Task directions: The passage on the HHS mandate below attributes actions and stances to the bishops' conference. List every one of them.

Document:
Think about the current battle to defend against the HHS mandate. The bishops’ conference initial reaction was to protest the HHS rule because it threatened Catholic institutions – but they did not at first defend individual consciences at all. They wanted to carve-out an exception for Church-owned property but had nothing to say on behalf of the laity, much less the good of all citizens. That was clericalism of the first water! It was caring more about Church institutions than about either the truth or the people they're called to serve.

Thanks be to God (and Bishop Lori!) their approach has since broadened – but they still impose on us laity the view that nationalized health care is a good thing, except for this pesky contraception mandate. But there’s nothing in Church teaching that mandates a federal approach to health insurance as opposed to more local approaches– and turning over huge swathes of the economy to bureaucrats is an approach inherently at odds with respect for individual conscience. It weakens any religious claims on the state because instead of putting the onus on the state to make no laws infringing on free exercise of religion, we become reduced to begging for exemptions from laws that apply to everyone else, placing ourselves further and further on the fringe of society.

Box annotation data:
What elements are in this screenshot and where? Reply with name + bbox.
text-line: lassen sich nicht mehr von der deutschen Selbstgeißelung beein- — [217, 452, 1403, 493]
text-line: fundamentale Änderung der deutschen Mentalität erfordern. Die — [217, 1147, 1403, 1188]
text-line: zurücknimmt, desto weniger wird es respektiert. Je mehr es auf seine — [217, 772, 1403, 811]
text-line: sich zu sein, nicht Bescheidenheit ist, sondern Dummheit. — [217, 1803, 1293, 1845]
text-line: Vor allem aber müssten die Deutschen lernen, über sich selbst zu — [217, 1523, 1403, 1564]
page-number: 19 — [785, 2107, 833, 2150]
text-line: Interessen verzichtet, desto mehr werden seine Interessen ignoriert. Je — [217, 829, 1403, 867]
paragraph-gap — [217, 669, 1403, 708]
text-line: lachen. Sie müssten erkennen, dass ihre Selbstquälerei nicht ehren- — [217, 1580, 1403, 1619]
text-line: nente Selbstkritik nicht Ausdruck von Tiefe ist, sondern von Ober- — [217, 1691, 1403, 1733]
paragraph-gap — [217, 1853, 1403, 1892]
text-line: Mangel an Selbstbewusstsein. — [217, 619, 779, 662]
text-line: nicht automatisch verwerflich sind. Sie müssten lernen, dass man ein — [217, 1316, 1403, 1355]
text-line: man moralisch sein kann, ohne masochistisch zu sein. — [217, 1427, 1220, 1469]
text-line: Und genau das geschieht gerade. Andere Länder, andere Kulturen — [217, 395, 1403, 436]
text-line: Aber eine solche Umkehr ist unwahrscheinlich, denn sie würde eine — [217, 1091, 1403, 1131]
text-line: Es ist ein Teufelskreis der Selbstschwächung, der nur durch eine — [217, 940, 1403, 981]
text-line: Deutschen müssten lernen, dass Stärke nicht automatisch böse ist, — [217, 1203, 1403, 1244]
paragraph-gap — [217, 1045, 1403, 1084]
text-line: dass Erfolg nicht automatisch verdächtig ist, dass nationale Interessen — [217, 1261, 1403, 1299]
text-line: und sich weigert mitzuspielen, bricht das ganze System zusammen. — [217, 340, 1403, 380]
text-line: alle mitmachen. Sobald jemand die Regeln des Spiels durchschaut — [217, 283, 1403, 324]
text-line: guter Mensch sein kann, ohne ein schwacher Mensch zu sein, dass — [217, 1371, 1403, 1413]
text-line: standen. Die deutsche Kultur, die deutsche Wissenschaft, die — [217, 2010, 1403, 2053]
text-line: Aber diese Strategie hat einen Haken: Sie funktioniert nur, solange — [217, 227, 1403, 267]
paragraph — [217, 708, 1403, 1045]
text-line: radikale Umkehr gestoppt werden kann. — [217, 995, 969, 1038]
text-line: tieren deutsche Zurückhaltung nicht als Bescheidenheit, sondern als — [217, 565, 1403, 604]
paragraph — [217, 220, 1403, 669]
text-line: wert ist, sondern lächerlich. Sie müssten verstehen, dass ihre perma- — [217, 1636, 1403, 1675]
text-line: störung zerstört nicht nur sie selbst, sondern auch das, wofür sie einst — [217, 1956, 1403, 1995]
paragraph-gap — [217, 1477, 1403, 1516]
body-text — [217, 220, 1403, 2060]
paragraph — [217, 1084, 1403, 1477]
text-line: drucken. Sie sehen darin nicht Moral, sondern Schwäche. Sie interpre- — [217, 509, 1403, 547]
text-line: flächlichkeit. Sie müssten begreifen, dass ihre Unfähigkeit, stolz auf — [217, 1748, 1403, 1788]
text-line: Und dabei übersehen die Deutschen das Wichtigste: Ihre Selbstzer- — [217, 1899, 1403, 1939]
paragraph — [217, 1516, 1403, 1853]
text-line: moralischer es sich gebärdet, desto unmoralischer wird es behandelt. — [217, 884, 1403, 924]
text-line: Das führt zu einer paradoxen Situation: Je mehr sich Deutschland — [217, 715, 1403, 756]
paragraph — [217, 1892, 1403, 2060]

Expected answer:
- Initially protested the HHS rule because it threatened Catholic institutions
- Did not at first defend individual consciences
- Wanted to carve out an exception for Church-owned property
- Had nothing to say on behalf of the laity, much less the good of all citizens
- Has since broadened its approach
- Still imposes on the laity the view that nationalized health care is a good thing, except for the contraception mandate